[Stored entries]
# # # # #

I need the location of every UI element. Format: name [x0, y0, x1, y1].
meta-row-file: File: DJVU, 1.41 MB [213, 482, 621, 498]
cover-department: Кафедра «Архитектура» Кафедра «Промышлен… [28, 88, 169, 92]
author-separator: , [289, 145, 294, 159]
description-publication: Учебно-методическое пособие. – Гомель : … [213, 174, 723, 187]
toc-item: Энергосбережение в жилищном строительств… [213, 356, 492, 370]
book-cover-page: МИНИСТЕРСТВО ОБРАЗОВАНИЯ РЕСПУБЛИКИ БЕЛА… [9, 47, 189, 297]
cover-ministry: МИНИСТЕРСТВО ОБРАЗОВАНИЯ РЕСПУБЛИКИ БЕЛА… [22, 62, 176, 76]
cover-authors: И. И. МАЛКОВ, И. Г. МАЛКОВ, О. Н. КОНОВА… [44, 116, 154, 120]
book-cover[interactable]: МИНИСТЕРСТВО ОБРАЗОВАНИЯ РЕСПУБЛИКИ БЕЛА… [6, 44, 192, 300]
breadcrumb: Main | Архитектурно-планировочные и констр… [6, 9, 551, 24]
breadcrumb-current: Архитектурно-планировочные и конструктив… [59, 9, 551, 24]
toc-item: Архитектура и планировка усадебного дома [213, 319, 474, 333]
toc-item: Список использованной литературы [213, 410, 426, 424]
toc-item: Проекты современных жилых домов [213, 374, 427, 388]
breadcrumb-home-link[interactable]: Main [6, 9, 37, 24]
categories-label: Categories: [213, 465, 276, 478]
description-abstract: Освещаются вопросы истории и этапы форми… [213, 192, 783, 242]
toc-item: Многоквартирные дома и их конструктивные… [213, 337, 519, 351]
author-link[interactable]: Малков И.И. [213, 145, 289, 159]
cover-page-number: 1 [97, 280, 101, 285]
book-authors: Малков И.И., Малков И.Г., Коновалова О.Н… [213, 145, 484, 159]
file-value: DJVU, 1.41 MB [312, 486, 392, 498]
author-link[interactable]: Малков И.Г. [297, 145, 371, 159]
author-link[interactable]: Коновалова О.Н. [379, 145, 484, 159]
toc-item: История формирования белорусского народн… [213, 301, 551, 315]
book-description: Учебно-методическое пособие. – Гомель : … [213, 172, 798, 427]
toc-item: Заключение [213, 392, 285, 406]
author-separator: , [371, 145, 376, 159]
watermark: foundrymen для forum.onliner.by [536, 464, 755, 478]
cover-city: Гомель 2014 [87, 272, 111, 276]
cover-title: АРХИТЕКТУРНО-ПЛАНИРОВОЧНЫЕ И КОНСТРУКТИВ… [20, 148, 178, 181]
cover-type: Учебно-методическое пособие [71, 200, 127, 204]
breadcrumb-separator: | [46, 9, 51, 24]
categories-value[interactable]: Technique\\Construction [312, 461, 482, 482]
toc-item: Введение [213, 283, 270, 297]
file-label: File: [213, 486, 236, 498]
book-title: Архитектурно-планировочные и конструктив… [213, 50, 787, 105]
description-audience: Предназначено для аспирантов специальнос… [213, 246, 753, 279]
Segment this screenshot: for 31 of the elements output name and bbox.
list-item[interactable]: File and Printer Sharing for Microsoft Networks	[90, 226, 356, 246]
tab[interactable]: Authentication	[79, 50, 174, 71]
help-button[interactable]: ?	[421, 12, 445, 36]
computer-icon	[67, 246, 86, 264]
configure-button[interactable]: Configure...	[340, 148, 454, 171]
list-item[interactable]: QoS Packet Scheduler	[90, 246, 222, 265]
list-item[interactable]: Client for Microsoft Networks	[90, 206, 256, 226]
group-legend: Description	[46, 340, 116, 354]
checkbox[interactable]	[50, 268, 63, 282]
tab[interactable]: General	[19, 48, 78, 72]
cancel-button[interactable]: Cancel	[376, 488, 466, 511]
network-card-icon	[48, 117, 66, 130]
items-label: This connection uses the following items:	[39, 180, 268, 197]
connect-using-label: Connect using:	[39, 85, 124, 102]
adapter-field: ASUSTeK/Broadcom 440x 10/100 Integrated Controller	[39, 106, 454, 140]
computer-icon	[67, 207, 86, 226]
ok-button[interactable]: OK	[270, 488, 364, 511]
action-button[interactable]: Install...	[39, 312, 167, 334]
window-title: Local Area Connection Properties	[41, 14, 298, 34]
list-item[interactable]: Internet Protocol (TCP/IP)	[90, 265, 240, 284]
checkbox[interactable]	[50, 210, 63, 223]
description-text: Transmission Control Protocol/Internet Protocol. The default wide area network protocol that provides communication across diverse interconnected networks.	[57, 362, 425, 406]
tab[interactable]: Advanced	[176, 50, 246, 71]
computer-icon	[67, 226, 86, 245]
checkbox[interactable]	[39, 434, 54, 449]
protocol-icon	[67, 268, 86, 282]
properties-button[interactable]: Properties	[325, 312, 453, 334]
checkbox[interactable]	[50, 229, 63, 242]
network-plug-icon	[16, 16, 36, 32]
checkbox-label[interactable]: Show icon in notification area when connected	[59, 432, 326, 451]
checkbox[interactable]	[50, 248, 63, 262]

# # # # #

_EXERCISE DIRECTIONS_.
Copy out, without any alteration, every line of the entries above from the first line through the line containing "breadcrumb-home-link[interactable]: Main [6, 9, 37, 24]", including that line.

_WRITTEN SOLUTION_.
I need the location of every UI element. Format: name [x0, y0, x1, y1].
meta-row-file: File: DJVU, 1.41 MB [213, 482, 621, 498]
cover-department: Кафедра «Архитектура» Кафедра «Промышлен… [28, 88, 169, 92]
author-separator: , [289, 145, 294, 159]
description-publication: Учебно-методическое пособие. – Гомель : … [213, 174, 723, 187]
toc-item: Энергосбережение в жилищном строительств… [213, 356, 492, 370]
book-cover-page: МИНИСТЕРСТВО ОБРАЗОВАНИЯ РЕСПУБЛИКИ БЕЛА… [9, 47, 189, 297]
cover-ministry: МИНИСТЕРСТВО ОБРАЗОВАНИЯ РЕСПУБЛИКИ БЕЛА… [22, 62, 176, 76]
cover-authors: И. И. МАЛКОВ, И. Г. МАЛКОВ, О. Н. КОНОВА… [44, 116, 154, 120]
book-cover[interactable]: МИНИСТЕРСТВО ОБРАЗОВАНИЯ РЕСПУБЛИКИ БЕЛА… [6, 44, 192, 300]
breadcrumb: Main | Архитектурно-планировочные и констр… [6, 9, 551, 24]
breadcrumb-current: Архитектурно-планировочные и конструктив… [59, 9, 551, 24]
toc-item: Архитектура и планировка усадебного дома [213, 319, 474, 333]
toc-item: Список использованной литературы [213, 410, 426, 424]
toc-item: Проекты современных жилых домов [213, 374, 427, 388]
breadcrumb-home-link[interactable]: Main [6, 9, 37, 24]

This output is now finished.